*TASK STATEMENT:*
The lines to be extracted begin at the line containing "Output the text content of this document." and end at the last line of the data below; copy them exactly and leave out the pictures.

*RECORDS SHOWN:*
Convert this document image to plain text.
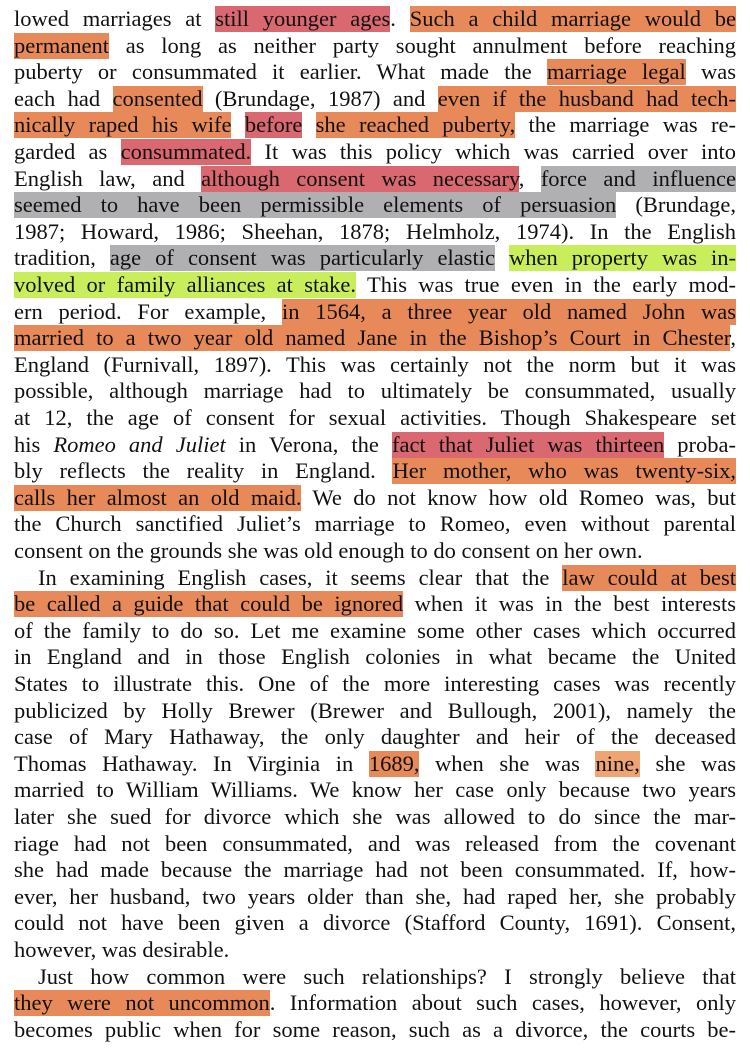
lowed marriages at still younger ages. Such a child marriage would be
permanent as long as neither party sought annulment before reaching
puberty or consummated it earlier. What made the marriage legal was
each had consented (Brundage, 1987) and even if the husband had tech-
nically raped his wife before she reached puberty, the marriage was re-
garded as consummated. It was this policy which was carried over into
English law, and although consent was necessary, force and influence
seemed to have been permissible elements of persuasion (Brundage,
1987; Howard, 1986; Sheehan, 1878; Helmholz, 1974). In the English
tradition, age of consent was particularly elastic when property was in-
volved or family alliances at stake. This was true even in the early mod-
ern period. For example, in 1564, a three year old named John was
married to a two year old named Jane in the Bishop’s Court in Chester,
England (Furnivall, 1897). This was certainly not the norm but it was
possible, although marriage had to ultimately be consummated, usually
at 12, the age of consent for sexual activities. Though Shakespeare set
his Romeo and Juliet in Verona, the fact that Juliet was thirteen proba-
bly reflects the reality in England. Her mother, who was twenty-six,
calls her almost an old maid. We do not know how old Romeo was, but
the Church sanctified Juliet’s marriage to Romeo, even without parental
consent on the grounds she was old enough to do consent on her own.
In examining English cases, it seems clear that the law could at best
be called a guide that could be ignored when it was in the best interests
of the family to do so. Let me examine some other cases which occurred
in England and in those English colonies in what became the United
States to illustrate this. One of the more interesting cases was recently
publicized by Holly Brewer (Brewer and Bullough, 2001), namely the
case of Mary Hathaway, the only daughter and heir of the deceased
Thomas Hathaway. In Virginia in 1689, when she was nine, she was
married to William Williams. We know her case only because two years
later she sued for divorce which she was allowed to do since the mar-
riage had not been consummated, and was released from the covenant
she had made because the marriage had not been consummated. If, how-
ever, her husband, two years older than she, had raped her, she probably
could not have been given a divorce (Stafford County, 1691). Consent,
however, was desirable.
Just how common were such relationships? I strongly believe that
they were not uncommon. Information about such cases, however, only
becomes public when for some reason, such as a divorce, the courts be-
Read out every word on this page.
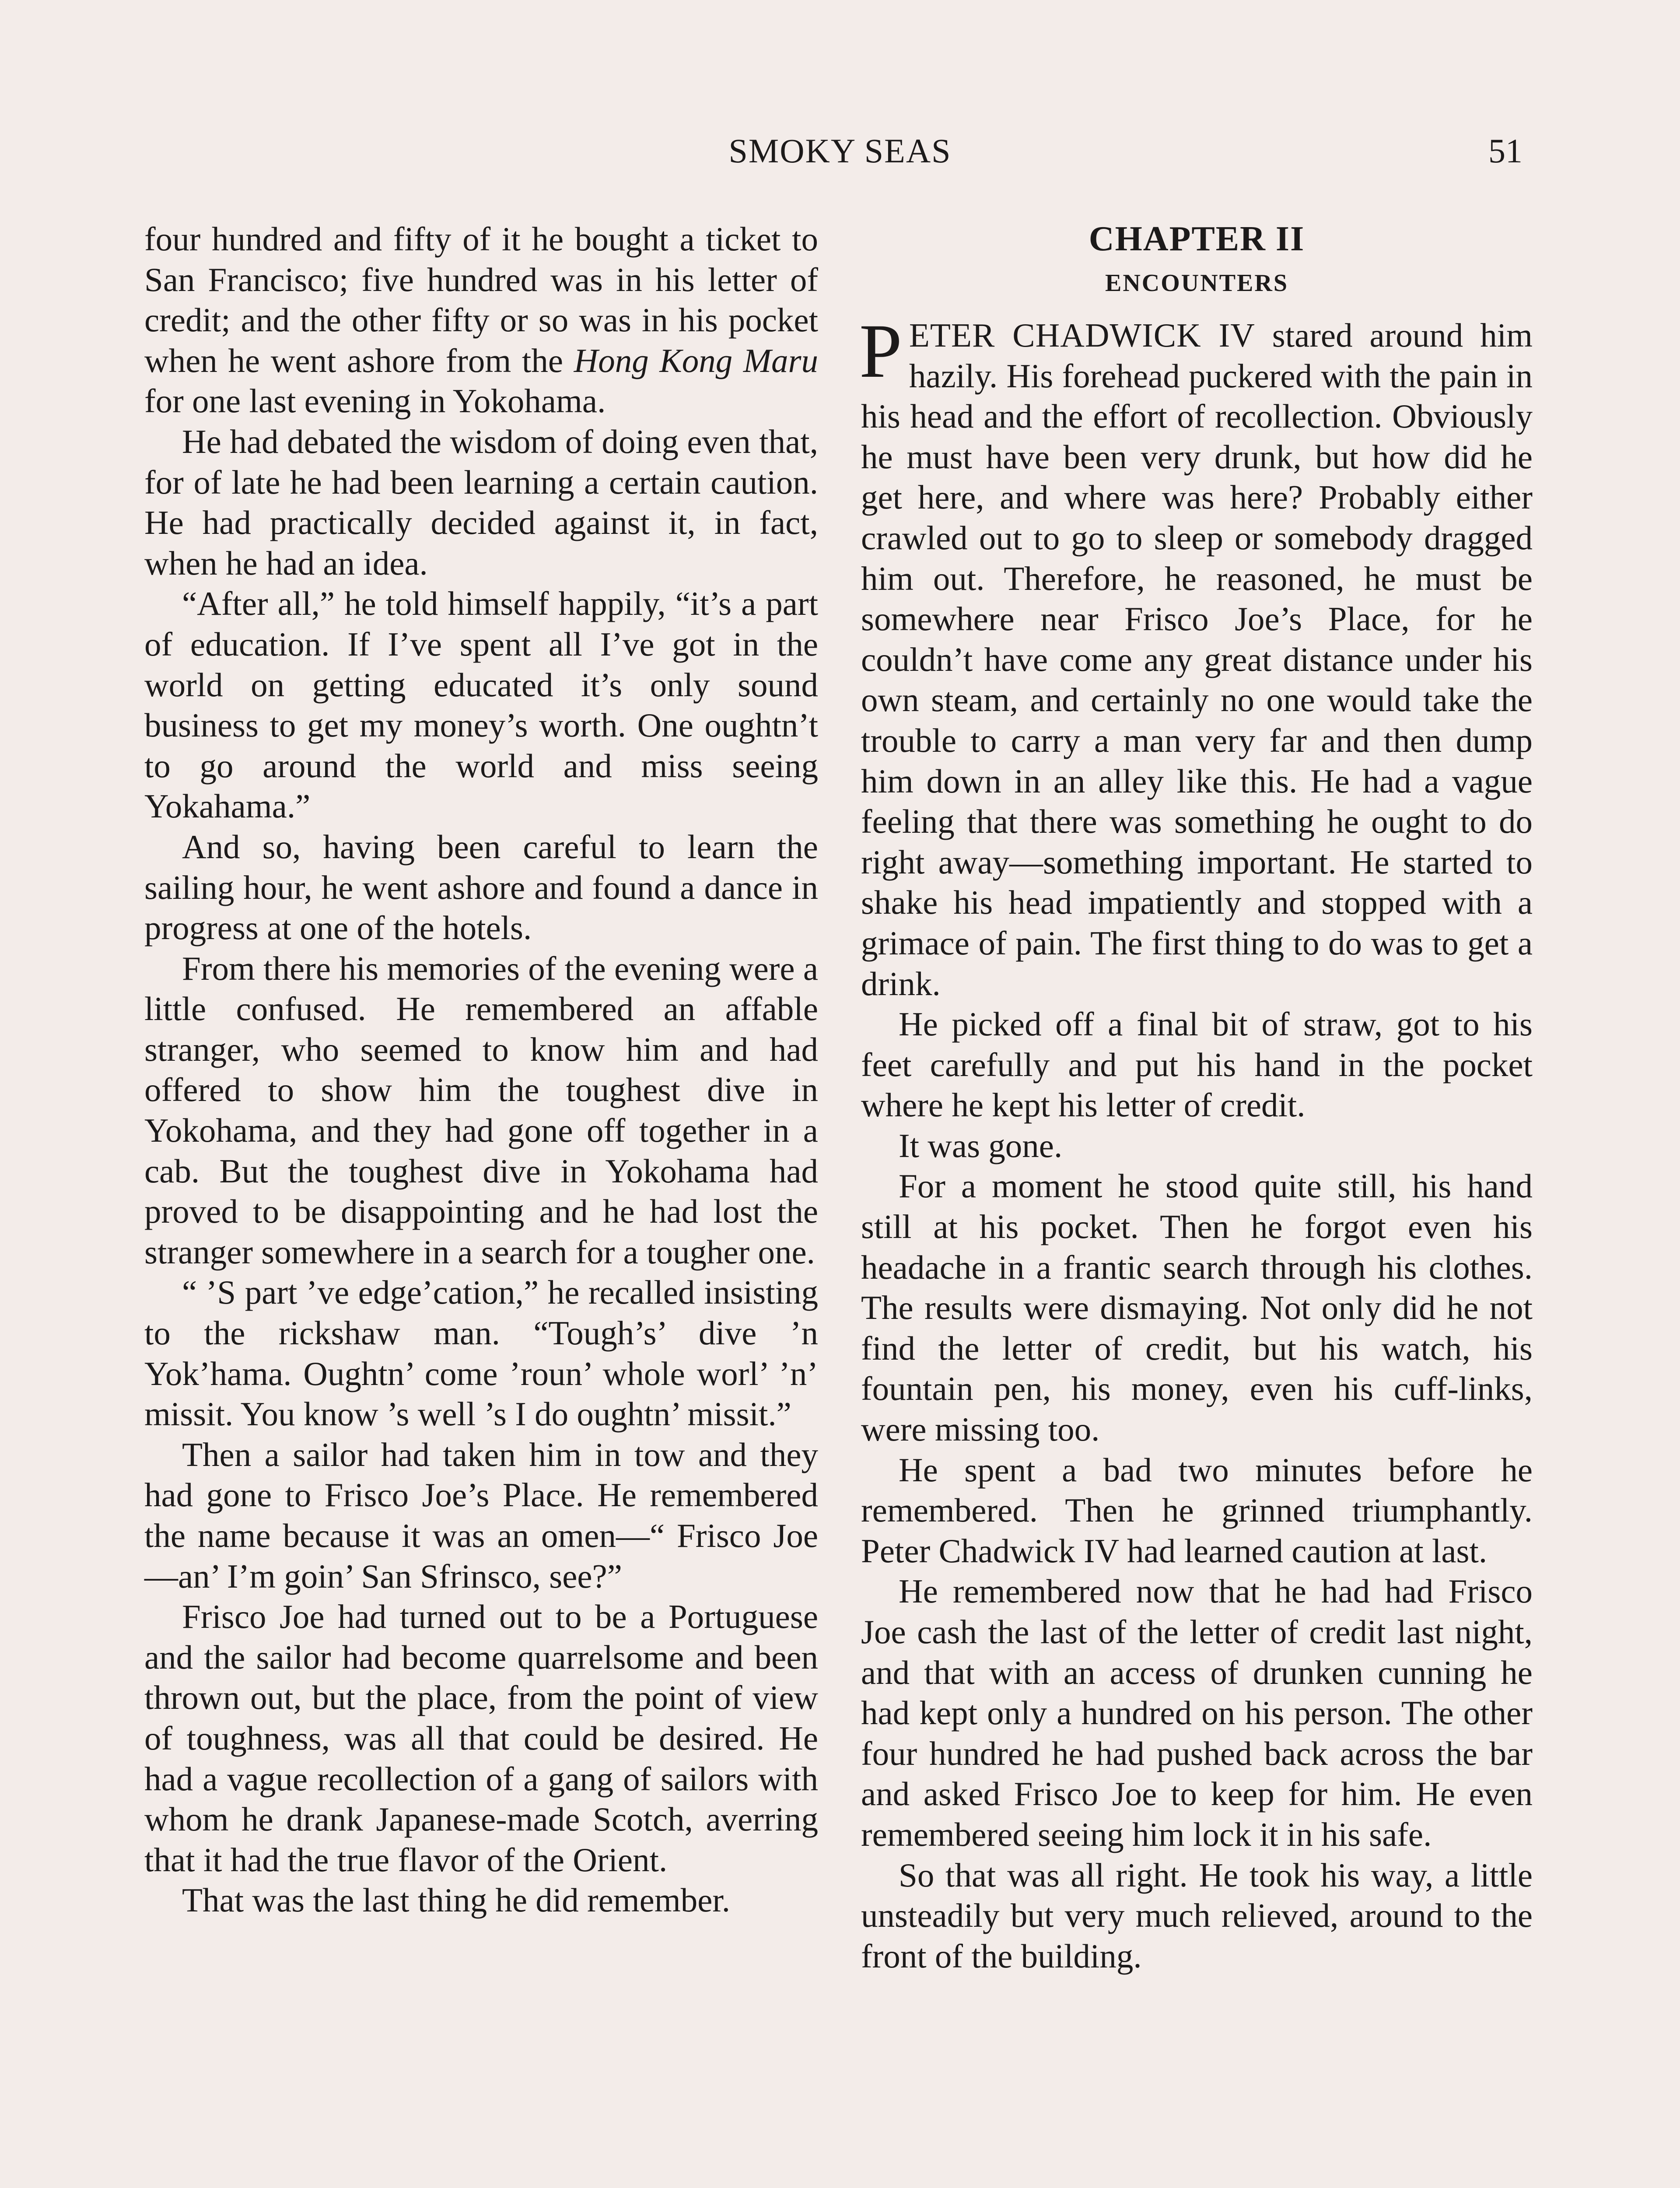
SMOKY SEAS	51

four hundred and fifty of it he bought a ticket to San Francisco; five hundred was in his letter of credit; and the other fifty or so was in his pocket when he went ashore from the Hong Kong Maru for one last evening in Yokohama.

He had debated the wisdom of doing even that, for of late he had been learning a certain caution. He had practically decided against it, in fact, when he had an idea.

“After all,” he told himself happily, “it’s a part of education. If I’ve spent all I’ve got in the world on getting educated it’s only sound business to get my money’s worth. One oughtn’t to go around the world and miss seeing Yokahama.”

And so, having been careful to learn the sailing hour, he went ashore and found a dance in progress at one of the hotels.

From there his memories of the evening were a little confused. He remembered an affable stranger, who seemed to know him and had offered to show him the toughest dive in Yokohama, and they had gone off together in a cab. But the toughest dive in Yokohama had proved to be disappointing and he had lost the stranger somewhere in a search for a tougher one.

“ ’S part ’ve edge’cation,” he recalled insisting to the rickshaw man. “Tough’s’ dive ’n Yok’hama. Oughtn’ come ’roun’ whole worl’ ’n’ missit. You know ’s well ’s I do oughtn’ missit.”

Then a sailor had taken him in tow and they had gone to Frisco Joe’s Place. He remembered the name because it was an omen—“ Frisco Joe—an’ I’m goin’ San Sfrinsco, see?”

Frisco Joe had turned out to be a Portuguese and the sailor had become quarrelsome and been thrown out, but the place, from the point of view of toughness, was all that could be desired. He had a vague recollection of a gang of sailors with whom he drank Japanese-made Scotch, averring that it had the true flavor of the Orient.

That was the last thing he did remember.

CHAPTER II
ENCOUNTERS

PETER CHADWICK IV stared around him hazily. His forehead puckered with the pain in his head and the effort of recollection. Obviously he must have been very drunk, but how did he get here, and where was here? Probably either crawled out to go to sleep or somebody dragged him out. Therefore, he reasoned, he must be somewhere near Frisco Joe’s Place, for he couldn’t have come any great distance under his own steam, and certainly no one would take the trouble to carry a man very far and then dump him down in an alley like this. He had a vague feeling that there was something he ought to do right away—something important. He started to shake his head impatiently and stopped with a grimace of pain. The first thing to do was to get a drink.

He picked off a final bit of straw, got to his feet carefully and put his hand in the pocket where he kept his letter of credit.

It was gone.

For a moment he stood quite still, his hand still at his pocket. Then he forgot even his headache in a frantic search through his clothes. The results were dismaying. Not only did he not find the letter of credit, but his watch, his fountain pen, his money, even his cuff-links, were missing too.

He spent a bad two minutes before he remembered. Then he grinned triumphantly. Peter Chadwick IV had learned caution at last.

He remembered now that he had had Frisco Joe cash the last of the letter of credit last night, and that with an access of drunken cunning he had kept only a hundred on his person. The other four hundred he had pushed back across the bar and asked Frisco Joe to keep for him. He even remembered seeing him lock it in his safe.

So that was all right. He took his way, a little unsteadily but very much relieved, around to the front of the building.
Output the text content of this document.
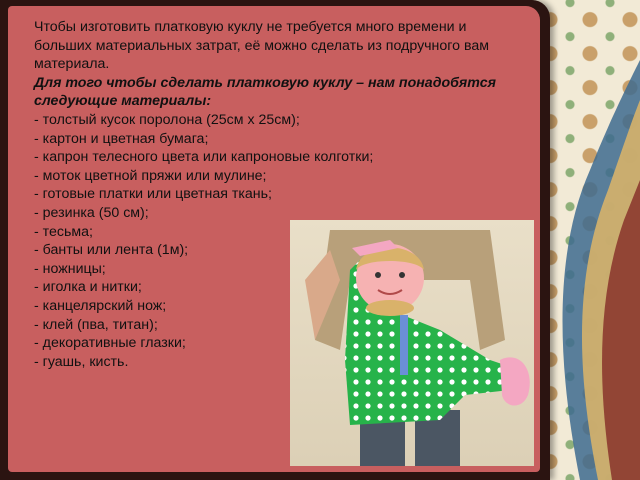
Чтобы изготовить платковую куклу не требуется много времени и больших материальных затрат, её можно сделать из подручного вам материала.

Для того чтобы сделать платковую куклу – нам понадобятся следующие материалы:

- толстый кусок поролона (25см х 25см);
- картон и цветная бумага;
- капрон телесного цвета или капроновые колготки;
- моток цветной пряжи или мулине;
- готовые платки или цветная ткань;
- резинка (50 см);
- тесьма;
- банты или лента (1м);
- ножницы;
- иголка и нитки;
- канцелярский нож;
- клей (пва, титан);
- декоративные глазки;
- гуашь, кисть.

*WORKED SOLUTION:*
Output the text content of this document.
Чтобы изготовить платковую куклу не требуется много времени и больших материальных затрат, её можно сделать из подручного вам материала.

Для того чтобы сделать платковую куклу – нам понадобятся следующие материалы:

- толстый кусок поролона (25см х 25см);
- картон и цветная бумага;
- капрон телесного цвета или капроновые колготки;
- моток цветной пряжи или мулине;
- готовые платки или цветная ткань;
- резинка (50 см);
- тесьма;
- банты или лента (1м);
- ножницы;
- иголка и нитки;
- канцелярский нож;
- клей (пва, титан);
- декоративные глазки;
- гуашь, кисть.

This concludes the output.